[begin RAW RECORDS]
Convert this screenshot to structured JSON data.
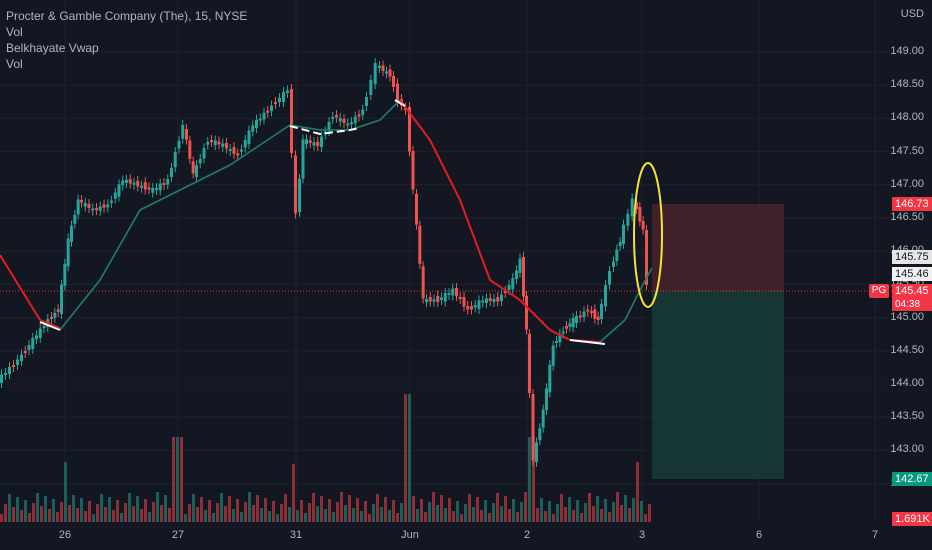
{
  "legend": {
    "title": "Procter & Gamble Company (The), 15, NYSE",
    "line2": "Vol",
    "line3": "Belkhayate Vwap",
    "line4": "Vol"
  },
  "price_axis": {
    "currency": "USD",
    "ticks": [
      "149.00",
      "148.50",
      "148.00",
      "147.50",
      "147.00",
      "146.50",
      "146.00",
      "145.50",
      "145.00",
      "144.50",
      "144.00",
      "143.50",
      "143.00",
      "142.50"
    ]
  },
  "time_axis": {
    "ticks": [
      "26",
      "27",
      "31",
      "Jun",
      "2",
      "3",
      "6",
      "7"
    ]
  },
  "price_tags": {
    "stop_price": "146.73",
    "level_a": "145.75",
    "level_b": "145.46",
    "last_price": "145.45",
    "countdown": "04:38",
    "target_price": "142.67",
    "volume": "1.691K"
  },
  "symbol": "PG",
  "colors": {
    "up": "#26a69a",
    "down": "#ef5350",
    "vwap_down": "#e51c23",
    "vwap_up": "#1e7f6a",
    "highlight": "#f5e13a"
  },
  "chart_data": {
    "type": "candlestick",
    "ylim": [
      142.4,
      149.4
    ],
    "position": {
      "entry": 145.45,
      "stop": 146.73,
      "target": 142.67
    }
  }
}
[end RAW RECORDS]
TASK BRIEF:
Copy the listing over exactly, skipping the pictures it holds.

SOLUTION:
Convert this screenshot to structured JSON data.
{
  "legend": {
    "title": "Procter & Gamble Company (The), 15, NYSE",
    "line2": "Vol",
    "line3": "Belkhayate Vwap",
    "line4": "Vol"
  },
  "price_axis": {
    "currency": "USD",
    "ticks": [
      "149.00",
      "148.50",
      "148.00",
      "147.50",
      "147.00",
      "146.50",
      "146.00",
      "145.50",
      "145.00",
      "144.50",
      "144.00",
      "143.50",
      "143.00",
      "142.50"
    ]
  },
  "time_axis": {
    "ticks": [
      "26",
      "27",
      "31",
      "Jun",
      "2",
      "3",
      "6",
      "7"
    ]
  },
  "price_tags": {
    "stop_price": "146.73",
    "level_a": "145.75",
    "level_b": "145.46",
    "last_price": "145.45",
    "countdown": "04:38",
    "target_price": "142.67",
    "volume": "1.691K"
  },
  "symbol": "PG",
  "colors": {
    "up": "#26a69a",
    "down": "#ef5350",
    "vwap_down": "#e51c23",
    "vwap_up": "#1e7f6a",
    "highlight": "#f5e13a"
  },
  "chart_data": {
    "type": "candlestick",
    "ylim": [
      142.4,
      149.4
    ],
    "position": {
      "entry": 145.45,
      "stop": 146.73,
      "target": 142.67
    }
  }
}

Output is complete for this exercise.